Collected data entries

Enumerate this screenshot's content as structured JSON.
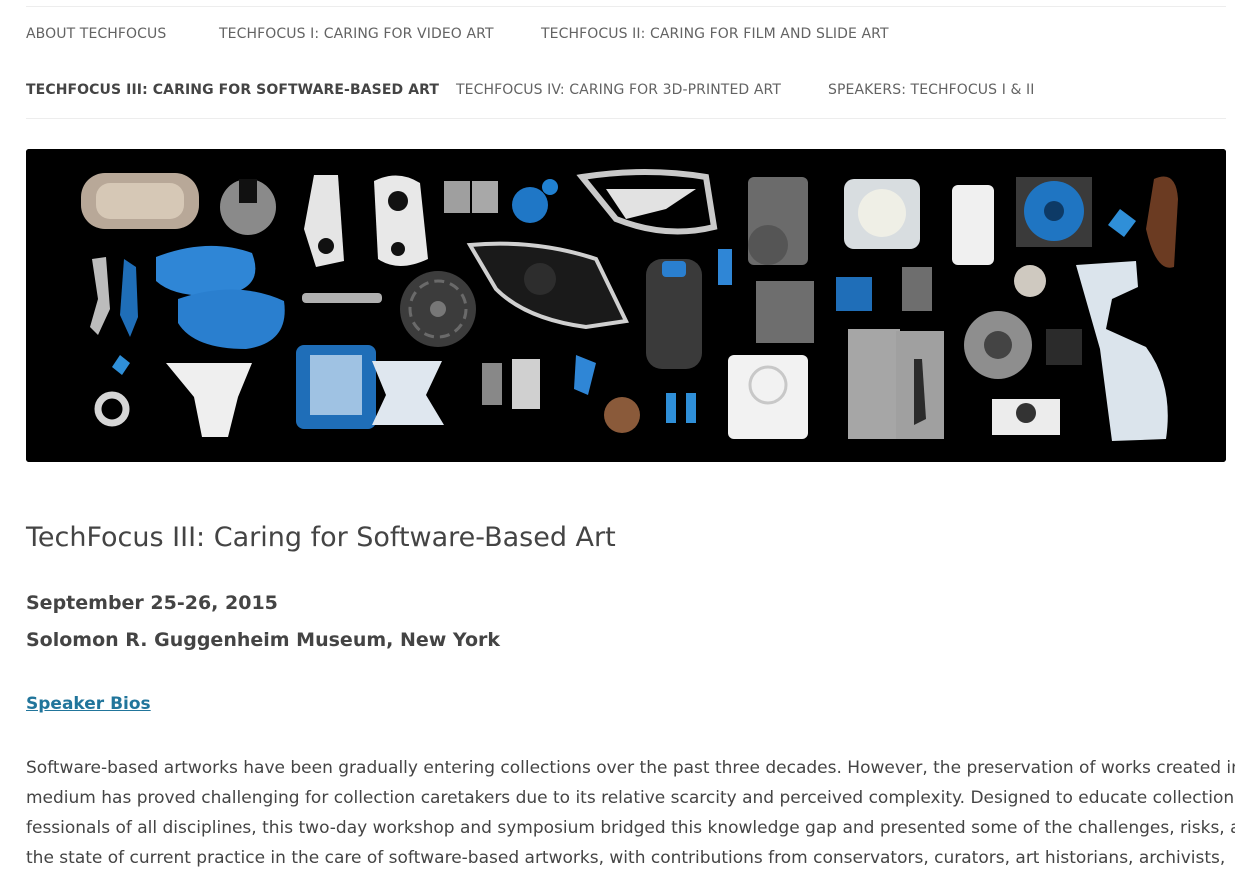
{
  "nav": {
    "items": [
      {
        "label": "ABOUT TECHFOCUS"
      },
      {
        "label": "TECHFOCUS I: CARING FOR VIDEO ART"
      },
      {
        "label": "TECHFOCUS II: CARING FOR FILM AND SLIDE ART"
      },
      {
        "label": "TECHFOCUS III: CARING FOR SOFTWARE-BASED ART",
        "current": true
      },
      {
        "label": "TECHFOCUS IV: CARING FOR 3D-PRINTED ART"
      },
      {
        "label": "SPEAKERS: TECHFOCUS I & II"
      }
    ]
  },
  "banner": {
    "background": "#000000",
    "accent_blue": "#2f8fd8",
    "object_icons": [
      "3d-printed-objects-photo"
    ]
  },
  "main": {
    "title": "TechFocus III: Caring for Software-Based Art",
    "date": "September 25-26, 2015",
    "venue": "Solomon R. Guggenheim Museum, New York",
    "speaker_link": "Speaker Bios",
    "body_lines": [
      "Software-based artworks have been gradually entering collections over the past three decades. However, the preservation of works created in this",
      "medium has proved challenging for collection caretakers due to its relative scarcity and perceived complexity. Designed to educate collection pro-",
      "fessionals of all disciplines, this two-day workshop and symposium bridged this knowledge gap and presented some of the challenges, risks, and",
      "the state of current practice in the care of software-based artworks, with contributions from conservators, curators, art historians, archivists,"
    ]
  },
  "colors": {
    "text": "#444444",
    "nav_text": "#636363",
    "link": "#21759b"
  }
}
==
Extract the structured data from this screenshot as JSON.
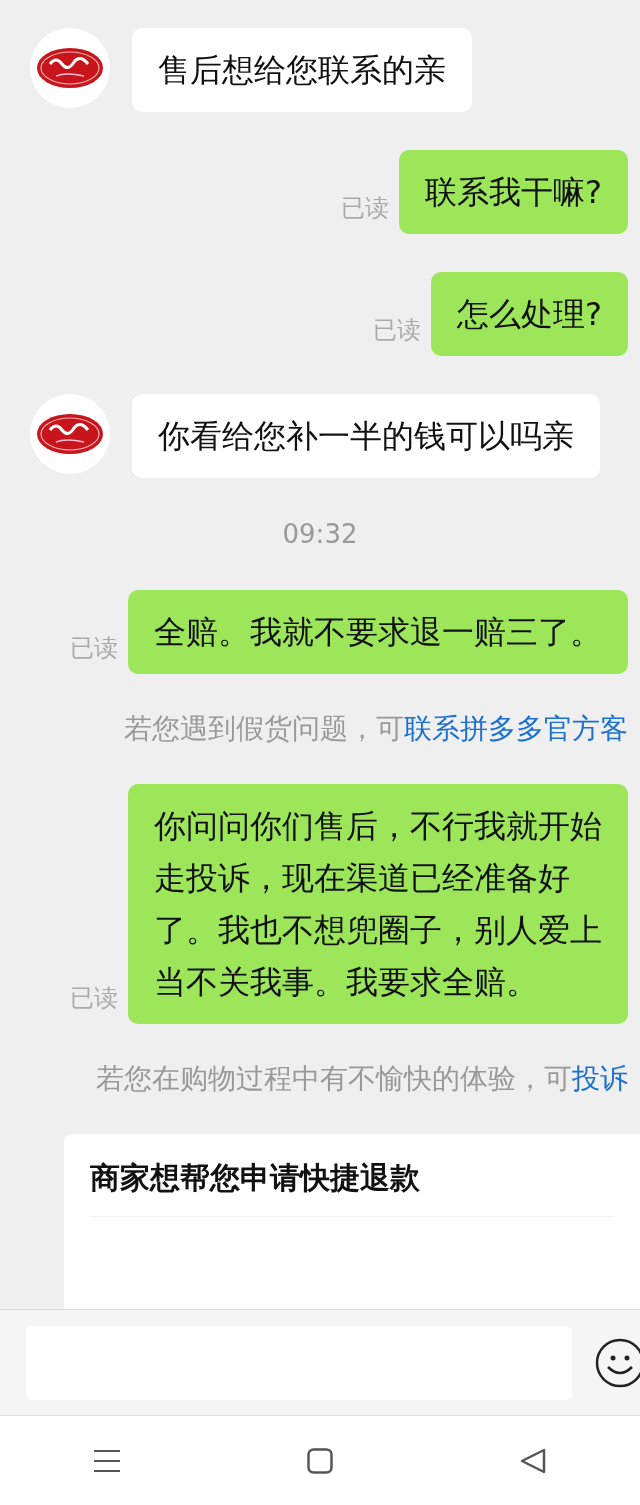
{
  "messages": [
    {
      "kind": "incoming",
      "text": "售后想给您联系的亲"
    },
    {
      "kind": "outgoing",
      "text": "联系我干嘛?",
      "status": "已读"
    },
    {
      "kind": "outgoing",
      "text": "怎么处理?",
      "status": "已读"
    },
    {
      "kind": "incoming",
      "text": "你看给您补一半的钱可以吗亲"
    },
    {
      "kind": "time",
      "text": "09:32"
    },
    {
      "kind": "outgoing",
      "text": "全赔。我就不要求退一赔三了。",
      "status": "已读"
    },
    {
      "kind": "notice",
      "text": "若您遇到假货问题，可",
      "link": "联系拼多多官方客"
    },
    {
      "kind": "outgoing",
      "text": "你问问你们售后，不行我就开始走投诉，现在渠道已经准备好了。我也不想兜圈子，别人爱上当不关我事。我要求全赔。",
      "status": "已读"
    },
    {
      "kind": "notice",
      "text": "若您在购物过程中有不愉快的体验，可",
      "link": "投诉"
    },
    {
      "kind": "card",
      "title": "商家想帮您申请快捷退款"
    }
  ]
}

◆ YOUR INSTRUCTIONS
Say how many lines have the string "structured" in them, offering no words beyond the number.

◆ OUTPUT BELOW
2